Will you give every entry again exactly as it stands?

***** Entries shown

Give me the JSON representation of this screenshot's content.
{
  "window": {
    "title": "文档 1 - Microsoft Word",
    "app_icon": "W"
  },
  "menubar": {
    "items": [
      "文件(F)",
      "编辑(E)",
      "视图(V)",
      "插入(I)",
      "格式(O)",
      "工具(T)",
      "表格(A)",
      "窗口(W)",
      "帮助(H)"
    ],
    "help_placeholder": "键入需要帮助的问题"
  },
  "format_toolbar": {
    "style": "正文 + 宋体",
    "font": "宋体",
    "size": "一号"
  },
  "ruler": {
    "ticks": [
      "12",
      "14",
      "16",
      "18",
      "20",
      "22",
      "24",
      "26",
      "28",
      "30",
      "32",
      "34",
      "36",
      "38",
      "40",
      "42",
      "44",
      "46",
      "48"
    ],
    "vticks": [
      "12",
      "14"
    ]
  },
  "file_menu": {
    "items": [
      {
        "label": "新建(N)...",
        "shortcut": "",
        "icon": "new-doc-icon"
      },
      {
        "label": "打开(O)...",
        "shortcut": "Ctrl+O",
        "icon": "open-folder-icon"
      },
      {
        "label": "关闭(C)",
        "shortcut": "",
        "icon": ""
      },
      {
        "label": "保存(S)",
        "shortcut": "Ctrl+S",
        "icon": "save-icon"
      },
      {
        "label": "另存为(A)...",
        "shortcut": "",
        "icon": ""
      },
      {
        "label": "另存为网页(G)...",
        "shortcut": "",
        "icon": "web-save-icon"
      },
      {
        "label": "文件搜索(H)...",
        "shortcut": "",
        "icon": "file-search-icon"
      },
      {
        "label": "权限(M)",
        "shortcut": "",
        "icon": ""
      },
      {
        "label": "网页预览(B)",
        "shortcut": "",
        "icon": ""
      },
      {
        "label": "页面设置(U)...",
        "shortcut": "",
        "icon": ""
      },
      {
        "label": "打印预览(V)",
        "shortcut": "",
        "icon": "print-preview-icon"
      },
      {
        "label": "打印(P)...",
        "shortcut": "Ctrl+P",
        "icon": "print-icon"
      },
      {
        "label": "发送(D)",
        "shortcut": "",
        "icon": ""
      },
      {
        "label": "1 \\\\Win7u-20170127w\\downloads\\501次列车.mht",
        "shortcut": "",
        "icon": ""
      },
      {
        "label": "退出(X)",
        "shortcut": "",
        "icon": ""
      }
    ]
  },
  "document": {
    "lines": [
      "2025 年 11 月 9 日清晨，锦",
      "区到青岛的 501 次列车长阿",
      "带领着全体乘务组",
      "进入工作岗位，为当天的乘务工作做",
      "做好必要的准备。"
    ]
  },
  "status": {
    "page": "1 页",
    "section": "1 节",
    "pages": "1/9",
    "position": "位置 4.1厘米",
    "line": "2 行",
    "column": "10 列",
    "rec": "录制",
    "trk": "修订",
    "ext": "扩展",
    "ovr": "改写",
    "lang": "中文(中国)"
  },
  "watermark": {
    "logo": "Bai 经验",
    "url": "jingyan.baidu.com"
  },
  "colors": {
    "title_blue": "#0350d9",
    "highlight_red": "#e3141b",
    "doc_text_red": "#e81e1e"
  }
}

**********

In response |
Give me the JSON representation of this screenshot's content.
{
  "window": {
    "title": "文档 1 - Microsoft Word",
    "app_icon": "W"
  },
  "menubar": {
    "items": [
      "文件(F)",
      "编辑(E)",
      "视图(V)",
      "插入(I)",
      "格式(O)",
      "工具(T)",
      "表格(A)",
      "窗口(W)",
      "帮助(H)"
    ],
    "help_placeholder": "键入需要帮助的问题"
  },
  "format_toolbar": {
    "style": "正文 + 宋体",
    "font": "宋体",
    "size": "一号"
  },
  "ruler": {
    "ticks": [
      "12",
      "14",
      "16",
      "18",
      "20",
      "22",
      "24",
      "26",
      "28",
      "30",
      "32",
      "34",
      "36",
      "38",
      "40",
      "42",
      "44",
      "46",
      "48"
    ],
    "vticks": [
      "12",
      "14"
    ]
  },
  "file_menu": {
    "items": [
      {
        "label": "新建(N)...",
        "shortcut": "",
        "icon": "new-doc-icon"
      },
      {
        "label": "打开(O)...",
        "shortcut": "Ctrl+O",
        "icon": "open-folder-icon"
      },
      {
        "label": "关闭(C)",
        "shortcut": "",
        "icon": ""
      },
      {
        "label": "保存(S)",
        "shortcut": "Ctrl+S",
        "icon": "save-icon"
      },
      {
        "label": "另存为(A)...",
        "shortcut": "",
        "icon": ""
      },
      {
        "label": "另存为网页(G)...",
        "shortcut": "",
        "icon": "web-save-icon"
      },
      {
        "label": "文件搜索(H)...",
        "shortcut": "",
        "icon": "file-search-icon"
      },
      {
        "label": "权限(M)",
        "shortcut": "",
        "icon": ""
      },
      {
        "label": "网页预览(B)",
        "shortcut": "",
        "icon": ""
      },
      {
        "label": "页面设置(U)...",
        "shortcut": "",
        "icon": ""
      },
      {
        "label": "打印预览(V)",
        "shortcut": "",
        "icon": "print-preview-icon"
      },
      {
        "label": "打印(P)...",
        "shortcut": "Ctrl+P",
        "icon": "print-icon"
      },
      {
        "label": "发送(D)",
        "shortcut": "",
        "icon": ""
      },
      {
        "label": "1 \\\\Win7u-20170127w\\downloads\\501次列车.mht",
        "shortcut": "",
        "icon": ""
      },
      {
        "label": "退出(X)",
        "shortcut": "",
        "icon": ""
      }
    ]
  },
  "document": {
    "lines": [
      "2025 年 11 月 9 日清晨，锦",
      "区到青岛的 501 次列车长阿",
      "带领着全体乘务组",
      "进入工作岗位，为当天的乘务工作做",
      "做好必要的准备。"
    ]
  },
  "status": {
    "page": "1 页",
    "section": "1 节",
    "pages": "1/9",
    "position": "位置 4.1厘米",
    "line": "2 行",
    "column": "10 列",
    "rec": "录制",
    "trk": "修订",
    "ext": "扩展",
    "ovr": "改写",
    "lang": "中文(中国)"
  },
  "watermark": {
    "logo": "Bai 经验",
    "url": "jingyan.baidu.com"
  },
  "colors": {
    "title_blue": "#0350d9",
    "highlight_red": "#e3141b",
    "doc_text_red": "#e81e1e"
  }
}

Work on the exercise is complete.